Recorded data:
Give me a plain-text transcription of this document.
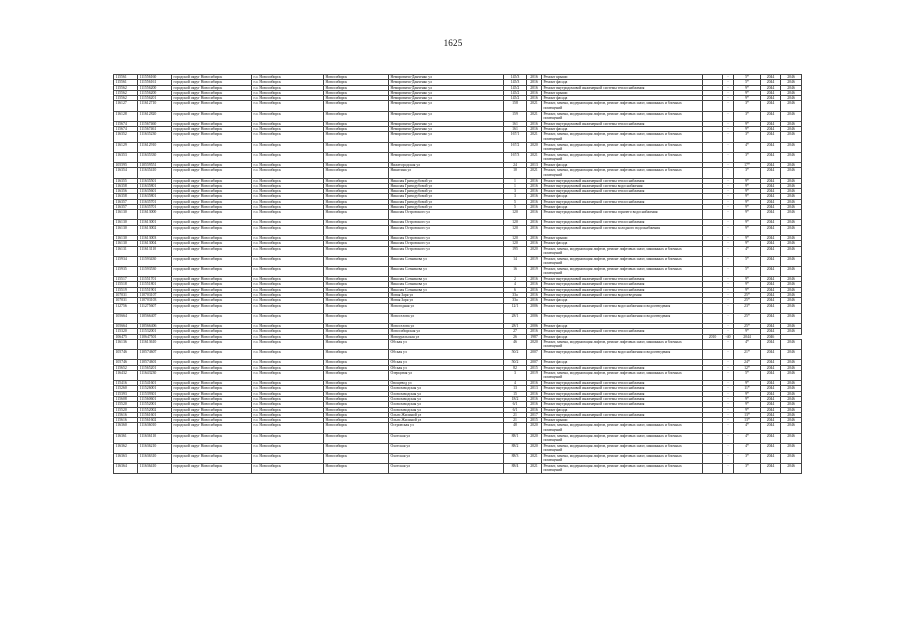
1625
115561	111556160	городской округ Новосибирск	г.о. Новосибирск	Новосибирск	Немировича-Данченко ул	145/3	2016	Ремонт крыши		-	5*	2044	2046
115561	111556161	городской округ Новосибирск	г.о. Новосибирск	Новосибирск	Немировича-Данченко ул	145/3	2016	Ремонт фасада		-	5*	2044	2046
115562	111556200	городской округ Новосибирск	г.о. Новосибирск	Новосибирск	Немировича-Данченко ул	145/2	2016	Ремонт внутридомовой инженерной системы теплоснабжения		-	9*	2044	2046
115562	111556200	городской округ Новосибирск	г.о. Новосибирск	Новосибирск	Немировича-Данченко ул	145/2	2016	Ремонт крыши		-	9*	2044	2046
115562	111556201	городской округ Новосибирск	г.о. Новосибирск	Новосибирск	Немировича-Данченко ул	145/2	2016	Ремонт фасада		-	9*	2044	2046
116127	111612710	городской округ Новосибирск	г.о. Новосибирск	Новосибирск	Немировича-Данченко ул	158	2021	Ремонт, замена, модернизация лифтов, ремонт лифтовых шахт, машинных и блочных помещений		-	3*	2044	2046
116128	111612820	городской округ Новосибирск	г.о. Новосибирск	Новосибирск	Немировича-Данченко ул	159	2021	Ремонт, замена, модернизация лифтов, ремонт лифтовых шахт, машинных и блочных помещений		-	3*	2044	2046
115674	111567460	городской округ Новосибирск	г.о. Новосибирск	Новосибирск	Немировича-Данченко ул	161	2016	Ремонт внутридомовой инженерной системы теплоснабжения		-	9*	2044	2046
115674	111567461	городской округ Новосибирск	г.о. Новосибирск	Новосибирск	Немировича-Данченко ул	161	2016	Ремонт фасада		-	9*	2044	2046
116352	111635230	городской округ Новосибирск	г.о. Новосибирск	Новосибирск	Немировича-Данченко ул	167/1	2021	Ремонт, замена, модернизация лифтов, ремонт лифтовых шахт, машинных и блочных помещений		-	3*	2044	2046
116129	111612910	городской округ Новосибирск	г.о. Новосибирск	Новосибирск	Немировича-Данченко ул	167/2	2020	Ремонт, замена, модернизация лифтов, ремонт лифтовых шахт, машинных и блочных помещений		-	4*	2044	2046
116353	111635330	городской округ Новосибирск	г.о. Новосибирск	Новосибирск	Немировича-Данченко ул	167/3	2021	Ремонт, замена, модернизация лифтов, ремонт лифтовых шахт, машинных и блочных помещений		-	3*	2044	2046
105595	110559551	городской округ Новосибирск	г.о. Новосибирск	Новосибирск	Нижегородская ул	24	2013	Ремонт фасада		-	17*	2044	2046
116354	111635410	городской округ Новосибирск	г.о. Новосибирск	Новосибирск	Никитина ул	10	2021	Ремонт, замена, модернизация лифтов, ремонт лифтовых шахт, машинных и блочных помещений		-	3*	2044	2046
116355	111635501	городской округ Новосибирск	г.о. Новосибирск	Новосибирск	Николая Гризодубовой ул	1	2016	Ремонт внутридомовой инженерной системы теплоснабжения		-	9*	2044	2046
116358	111635801	городской округ Новосибирск	г.о. Новосибирск	Новосибирск	Николая Гризодубовой ул	1	2016	Ремонт внутридомовой инженерной системы водоснабжения		-	9*	2044	2046
116356	111635601	городской округ Новосибирск	г.о. Новосибирск	Новосибирск	Николая Гризодубовой ул	3	2016	Ремонт внутридомовой инженерной системы теплоснабжения		-	9*	2044	2046
116358	111635801	городской округ Новосибирск	г.о. Новосибирск	Новосибирск	Николая Гризодубовой ул	3	2016	Ремонт фасада		-	9*	2044	2046
116357	111635701	городской округ Новосибирск	г.о. Новосибирск	Новосибирск	Николая Гризодубовой ул	5	2016	Ремонт внутридомовой инженерной системы теплоснабжения		-	9*	2044	2046
116357	111635701	городской округ Новосибирск	г.о. Новосибирск	Новосибирск	Николая Гризодубовой ул	5	2016	Ремонт фасада		-	9*	2044	2046
116130	111613000	городской округ Новосибирск	г.о. Новосибирск	Новосибирск	Николая Островского ул	120	2016	Ремонт внутридомовой инженерной системы горячего водоснабжения		-	9*	2044	2046
116130	111613001	городской округ Новосибирск	г.о. Новосибирск	Новосибирск	Николая Островского ул	120	2016	Ремонт внутридомовой инженерной системы теплоснабжения		-	9*	2044	2046
116130	111613002	городской округ Новосибирск	г.о. Новосибирск	Новосибирск	Николая Островского ул	120	2016	Ремонт внутридомовой инженерной системы холодного водоснабжения		-	9*	2044	2046
116130	111613003	городской округ Новосибирск	г.о. Новосибирск	Новосибирск	Николая Островского ул	120	2016	Ремонт крыши		-	9*	2044	2046
116130	111613004	городской округ Новосибирск	г.о. Новосибирск	Новосибирск	Николая Островского ул	120	2016	Ремонт фасада		-	9*	2044	2046
116131	111613110	городской округ Новосибирск	г.о. Новосибирск	Новосибирск	Николая Островского ул	195	2020	Ремонт, замена, модернизация лифтов, ремонт лифтовых шахт, машинных и блочных помещений		-	4*	2044	2046
115934	111593430	городской округ Новосибирск	г.о. Новосибирск	Новосибирск	Николая Сотникова ул	14	2019	Ремонт, замена, модернизация лифтов, ремонт лифтовых шахт, машинных и блочных помещений		-	5*	2044	2046
115935	111593530	городской округ Новосибирск	г.о. Новосибирск	Новосибирск	Николая Сотникова ул	16	2019	Ремонт, замена, модернизация лифтов, ремонт лифтовых шахт, машинных и блочных помещений		-	5*	2044	2046
115517	111551701	городской округ Новосибирск	г.о. Новосибирск	Новосибирск	Николая Сотникова ул	2	2016	Ремонт внутридомовой инженерной системы теплоснабжения		-	9*	2044	2046
115518	111551801	городской округ Новосибирск	г.о. Новосибирск	Новосибирск	Николая Сотникова ул	4	2016	Ремонт внутридомовой инженерной системы теплоснабжения		-	9*	2044	2046
115519	111551901	городской округ Новосибирск	г.о. Новосибирск	Новосибирск	Николая Сотникова ул	6	2016	Ремонт внутридомовой инженерной системы теплоснабжения		-	9*	2044	2046
107031	110703107	городской округ Новосибирск	г.о. Новосибирск	Новосибирск	Новая Заря ул	33а	2016	Ремонт внутридомовой инженерной системы водоотведения		-	25*	2044	2046
107031	110703103	городской округ Новосибирск	г.о. Новосибирск	Новосибирск	Новая Заря ул	33а	2016	Ремонт фасада		-	25*	2044	2046
112756	111275607	городской округ Новосибирск	г.о. Новосибирск	Новосибирск	Новогодняя ул	12/1	2006	Ремонт внутридомовой инженерной системы водоснабжения и водоотведения		-	23*	2044	2046
105664	110566407	городской округ Новосибирск	г.о. Новосибирск	Новосибирск	Новоселова ул	28/1	2006	Ремонт внутридомовой инженерной системы водоснабжения и водоотведения		-	25*	2044	2046
105664	110566406	городской округ Новосибирск	г.о. Новосибирск	Новосибирск	Новоселова ул	28/1	2006	Ремонт фасада		-	25*	2044	2046
115320	111532001	городской округ Новосибирск	г.о. Новосибирск	Новосибирск	Новосибирская ул	27	2016	Ремонт внутридомовой инженерной системы теплоснабжения		-	9*	2044	2046
106475	110647501	городской округ Новосибирск	г.о. Новосибирск	Новосибирск	Новоуральская ул	26	1987	Ремонт фасада	2010	-40	2044	2046	
116136	111613610	городской округ Новосибирск	г.о. Новосибирск	Новосибирск	Обская ул	46	2020	Ремонт, замена, модернизация лифтов, ремонт лифтовых шахт, машинных и блочных помещений		-	4*	2044	2046
105746	110574607	городской округ Новосибирск	г.о. Новосибирск	Новосибирск	Обская ул	50/2	2007	Ремонт внутридомовой инженерной системы водоснабжения и водоотведения		-	21*	2044	2046
105746	110574601	городской округ Новосибирск	г.о. Новосибирск	Новосибирск	Обская ул	50/2	2007	Ремонт фасада		-	24*	2044	2046
115652	111565201	городской округ Новосибирск	г.о. Новосибирск	Новосибирск	Обская ул	82	2015	Ремонт внутридомовой инженерной системы теплоснабжения		-	12*	2044	2046
116432	111643230	городской округ Новосибирск	г.о. Новосибирск	Новосибирск	Озерцовая ул	3	2019	Ремонт, замена, модернизация лифтов, ремонт лифтовых шахт, машинных и блочных помещений		-	5*	2044	2046
115416	111541601	городской округ Новосибирск	г.о. Новосибирск	Новосибирск	Овощевод ул	4	2016	Ремонт внутридомовой инженерной системы теплоснабжения		-	9*	2044	2046
115260	111526001	городской округ Новосибирск	г.о. Новосибирск	Новосибирск	Оловозаводская ул	13	2013	Ремонт внутридомовой инженерной системы теплоснабжения		-	11*	2044	2046
115393	111539301	городской округ Новосибирск	г.о. Новосибирск	Новосибирск	Оловозаводская ул	15	2016	Ремонт внутридомовой инженерной системы теплоснабжения		-	9*	2044	2046
115608	111560601	городской округ Новосибирск	г.о. Новосибирск	Новосибирск	Оловозаводская ул	18/2	2016	Ремонт внутридомовой инженерной системы теплоснабжения		-	9*	2044	2046
115520	111552001	городской округ Новосибирск	г.о. Новосибирск	Новосибирск	Оловозаводская ул	6/1	2016	Ремонт внутридомовой инженерной системы теплоснабжения		-	9*	2044	2046
115520	111552002	городской округ Новосибирск	г.о. Новосибирск	Новосибирск	Оловозаводская ул	6/1	2016	Ремонт фасада		-	9*	2044	2046
115616	111561601	городской округ Новосибирск	г.о. Новосибирск	Новосибирск	Ольги Жилиной ул	21	2017	Ремонт внутридомовой инженерной системы теплоснабжения		-	13*	2044	2046
115616	111561602	городской округ Новосибирск	г.о. Новосибирск	Новосибирск	Ольги Жилиной ул	21	2015	Ремонт крыши		-	13*	2044	2046
116360	111636010	городской округ Новосибирск	г.о. Новосибирск	Новосибирск	Островская ул	48	2020	Ремонт, замена, модернизация лифтов, ремонт лифтовых шахт, машинных и блочных помещений		-	4*	2044	2046
116361	111636110	городской округ Новосибирск	г.о. Новосибирск	Новосибирск	Охотская ул	88/1	2020	Ремонт, замена, модернизация лифтов, ремонт лифтовых шахт, машинных и блочных помещений		-	4*	2044	2046
116362	111636210	городской округ Новосибирск	г.о. Новосибирск	Новосибирск	Охотская ул	88/2	2020	Ремонт, замена, модернизация лифтов, ремонт лифтовых шахт, машинных и блочных помещений		-	4*	2044	2046
116363	111636310	городской округ Новосибирск	г.о. Новосибирск	Новосибирск	Охотская ул	88/3	2021	Ремонт, замена, модернизация лифтов, ремонт лифтовых шахт, машинных и блочных помещений		-	3*	2044	2046
116364	111636410	городской округ Новосибирск	г.о. Новосибирск	Новосибирск	Охотская ул	88/4	2021	Ремонт, замена, модернизация лифтов, ремонт лифтовых шахт, машинных и блочных помещений		-	3*	2044	2046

**Problem to work on:** Go over the records above and tally the lines with the word "Заря" in them. Give the number alone.

**Response to the exercise:** 2